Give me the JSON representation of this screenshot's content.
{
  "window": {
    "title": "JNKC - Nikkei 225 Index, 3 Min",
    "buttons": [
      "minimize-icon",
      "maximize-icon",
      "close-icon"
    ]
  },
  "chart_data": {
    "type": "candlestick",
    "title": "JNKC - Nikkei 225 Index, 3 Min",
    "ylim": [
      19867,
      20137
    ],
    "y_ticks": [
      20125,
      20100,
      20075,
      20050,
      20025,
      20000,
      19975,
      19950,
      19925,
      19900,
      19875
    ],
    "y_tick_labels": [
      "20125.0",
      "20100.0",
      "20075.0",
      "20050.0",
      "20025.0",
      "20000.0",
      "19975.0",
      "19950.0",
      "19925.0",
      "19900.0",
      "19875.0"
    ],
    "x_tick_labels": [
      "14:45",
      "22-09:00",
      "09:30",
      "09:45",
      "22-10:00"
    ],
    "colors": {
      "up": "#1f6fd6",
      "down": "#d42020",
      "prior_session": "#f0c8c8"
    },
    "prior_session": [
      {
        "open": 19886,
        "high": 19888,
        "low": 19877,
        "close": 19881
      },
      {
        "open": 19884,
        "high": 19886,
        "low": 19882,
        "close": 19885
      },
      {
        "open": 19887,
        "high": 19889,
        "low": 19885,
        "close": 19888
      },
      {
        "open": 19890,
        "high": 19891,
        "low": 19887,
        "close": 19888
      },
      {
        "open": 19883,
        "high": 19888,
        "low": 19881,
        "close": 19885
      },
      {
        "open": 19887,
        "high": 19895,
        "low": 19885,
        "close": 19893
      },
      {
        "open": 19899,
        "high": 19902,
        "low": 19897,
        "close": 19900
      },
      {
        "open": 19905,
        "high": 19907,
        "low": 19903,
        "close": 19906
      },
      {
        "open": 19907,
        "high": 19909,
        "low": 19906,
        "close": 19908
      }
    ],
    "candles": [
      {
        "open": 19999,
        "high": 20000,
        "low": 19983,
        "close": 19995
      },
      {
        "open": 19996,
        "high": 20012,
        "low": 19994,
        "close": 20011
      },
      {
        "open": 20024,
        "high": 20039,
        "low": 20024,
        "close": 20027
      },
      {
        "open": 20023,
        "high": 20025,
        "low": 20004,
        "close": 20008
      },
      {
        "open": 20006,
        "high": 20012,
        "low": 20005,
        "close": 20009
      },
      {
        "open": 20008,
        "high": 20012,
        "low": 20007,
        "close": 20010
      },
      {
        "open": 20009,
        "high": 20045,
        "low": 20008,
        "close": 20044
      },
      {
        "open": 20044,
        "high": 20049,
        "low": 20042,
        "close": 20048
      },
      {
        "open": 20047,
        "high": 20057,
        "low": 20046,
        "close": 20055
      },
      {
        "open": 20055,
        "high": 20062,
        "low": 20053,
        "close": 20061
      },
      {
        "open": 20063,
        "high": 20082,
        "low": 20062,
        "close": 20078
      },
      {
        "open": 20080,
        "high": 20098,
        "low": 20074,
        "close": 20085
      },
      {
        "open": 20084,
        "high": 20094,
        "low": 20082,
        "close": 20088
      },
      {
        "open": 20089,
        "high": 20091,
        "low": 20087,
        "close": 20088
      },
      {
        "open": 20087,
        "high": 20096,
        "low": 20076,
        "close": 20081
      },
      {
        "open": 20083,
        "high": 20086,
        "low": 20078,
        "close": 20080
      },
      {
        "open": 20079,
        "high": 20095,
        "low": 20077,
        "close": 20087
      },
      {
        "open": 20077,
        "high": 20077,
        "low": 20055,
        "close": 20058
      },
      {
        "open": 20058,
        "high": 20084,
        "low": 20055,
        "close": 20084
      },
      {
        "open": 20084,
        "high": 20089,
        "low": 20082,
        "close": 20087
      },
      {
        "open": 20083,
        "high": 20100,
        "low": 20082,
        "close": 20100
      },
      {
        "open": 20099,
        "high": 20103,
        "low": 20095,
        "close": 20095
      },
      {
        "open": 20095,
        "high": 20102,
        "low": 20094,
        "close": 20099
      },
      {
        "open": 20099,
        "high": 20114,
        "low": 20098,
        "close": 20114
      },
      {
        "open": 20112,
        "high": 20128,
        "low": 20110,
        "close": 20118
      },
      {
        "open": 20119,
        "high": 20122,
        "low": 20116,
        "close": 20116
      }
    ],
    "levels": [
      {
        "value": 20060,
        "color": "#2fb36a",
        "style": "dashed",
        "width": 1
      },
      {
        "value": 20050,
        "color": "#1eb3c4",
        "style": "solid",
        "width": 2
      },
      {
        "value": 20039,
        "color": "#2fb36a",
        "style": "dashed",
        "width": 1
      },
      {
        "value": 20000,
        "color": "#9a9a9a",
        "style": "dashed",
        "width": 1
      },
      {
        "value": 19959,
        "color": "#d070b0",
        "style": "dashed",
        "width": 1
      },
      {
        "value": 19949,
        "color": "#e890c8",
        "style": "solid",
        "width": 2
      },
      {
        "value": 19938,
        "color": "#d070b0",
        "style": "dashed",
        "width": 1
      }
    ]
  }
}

+-------+

§ **Work to do**
Write out the entries in full, exactly as given.

§ **Full response**
Give me the JSON representation of this screenshot's content.
{
  "window": {
    "title": "JNKC - Nikkei 225 Index, 3 Min",
    "buttons": [
      "minimize-icon",
      "maximize-icon",
      "close-icon"
    ]
  },
  "chart_data": {
    "type": "candlestick",
    "title": "JNKC - Nikkei 225 Index, 3 Min",
    "ylim": [
      19867,
      20137
    ],
    "y_ticks": [
      20125,
      20100,
      20075,
      20050,
      20025,
      20000,
      19975,
      19950,
      19925,
      19900,
      19875
    ],
    "y_tick_labels": [
      "20125.0",
      "20100.0",
      "20075.0",
      "20050.0",
      "20025.0",
      "20000.0",
      "19975.0",
      "19950.0",
      "19925.0",
      "19900.0",
      "19875.0"
    ],
    "x_tick_labels": [
      "14:45",
      "22-09:00",
      "09:30",
      "09:45",
      "22-10:00"
    ],
    "colors": {
      "up": "#1f6fd6",
      "down": "#d42020",
      "prior_session": "#f0c8c8"
    },
    "prior_session": [
      {
        "open": 19886,
        "high": 19888,
        "low": 19877,
        "close": 19881
      },
      {
        "open": 19884,
        "high": 19886,
        "low": 19882,
        "close": 19885
      },
      {
        "open": 19887,
        "high": 19889,
        "low": 19885,
        "close": 19888
      },
      {
        "open": 19890,
        "high": 19891,
        "low": 19887,
        "close": 19888
      },
      {
        "open": 19883,
        "high": 19888,
        "low": 19881,
        "close": 19885
      },
      {
        "open": 19887,
        "high": 19895,
        "low": 19885,
        "close": 19893
      },
      {
        "open": 19899,
        "high": 19902,
        "low": 19897,
        "close": 19900
      },
      {
        "open": 19905,
        "high": 19907,
        "low": 19903,
        "close": 19906
      },
      {
        "open": 19907,
        "high": 19909,
        "low": 19906,
        "close": 19908
      }
    ],
    "candles": [
      {
        "open": 19999,
        "high": 20000,
        "low": 19983,
        "close": 19995
      },
      {
        "open": 19996,
        "high": 20012,
        "low": 19994,
        "close": 20011
      },
      {
        "open": 20024,
        "high": 20039,
        "low": 20024,
        "close": 20027
      },
      {
        "open": 20023,
        "high": 20025,
        "low": 20004,
        "close": 20008
      },
      {
        "open": 20006,
        "high": 20012,
        "low": 20005,
        "close": 20009
      },
      {
        "open": 20008,
        "high": 20012,
        "low": 20007,
        "close": 20010
      },
      {
        "open": 20009,
        "high": 20045,
        "low": 20008,
        "close": 20044
      },
      {
        "open": 20044,
        "high": 20049,
        "low": 20042,
        "close": 20048
      },
      {
        "open": 20047,
        "high": 20057,
        "low": 20046,
        "close": 20055
      },
      {
        "open": 20055,
        "high": 20062,
        "low": 20053,
        "close": 20061
      },
      {
        "open": 20063,
        "high": 20082,
        "low": 20062,
        "close": 20078
      },
      {
        "open": 20080,
        "high": 20098,
        "low": 20074,
        "close": 20085
      },
      {
        "open": 20084,
        "high": 20094,
        "low": 20082,
        "close": 20088
      },
      {
        "open": 20089,
        "high": 20091,
        "low": 20087,
        "close": 20088
      },
      {
        "open": 20087,
        "high": 20096,
        "low": 20076,
        "close": 20081
      },
      {
        "open": 20083,
        "high": 20086,
        "low": 20078,
        "close": 20080
      },
      {
        "open": 20079,
        "high": 20095,
        "low": 20077,
        "close": 20087
      },
      {
        "open": 20077,
        "high": 20077,
        "low": 20055,
        "close": 20058
      },
      {
        "open": 20058,
        "high": 20084,
        "low": 20055,
        "close": 20084
      },
      {
        "open": 20084,
        "high": 20089,
        "low": 20082,
        "close": 20087
      },
      {
        "open": 20083,
        "high": 20100,
        "low": 20082,
        "close": 20100
      },
      {
        "open": 20099,
        "high": 20103,
        "low": 20095,
        "close": 20095
      },
      {
        "open": 20095,
        "high": 20102,
        "low": 20094,
        "close": 20099
      },
      {
        "open": 20099,
        "high": 20114,
        "low": 20098,
        "close": 20114
      },
      {
        "open": 20112,
        "high": 20128,
        "low": 20110,
        "close": 20118
      },
      {
        "open": 20119,
        "high": 20122,
        "low": 20116,
        "close": 20116
      }
    ],
    "levels": [
      {
        "value": 20060,
        "color": "#2fb36a",
        "style": "dashed",
        "width": 1
      },
      {
        "value": 20050,
        "color": "#1eb3c4",
        "style": "solid",
        "width": 2
      },
      {
        "value": 20039,
        "color": "#2fb36a",
        "style": "dashed",
        "width": 1
      },
      {
        "value": 20000,
        "color": "#9a9a9a",
        "style": "dashed",
        "width": 1
      },
      {
        "value": 19959,
        "color": "#d070b0",
        "style": "dashed",
        "width": 1
      },
      {
        "value": 19949,
        "color": "#e890c8",
        "style": "solid",
        "width": 2
      },
      {
        "value": 19938,
        "color": "#d070b0",
        "style": "dashed",
        "width": 1
      }
    ]
  }
}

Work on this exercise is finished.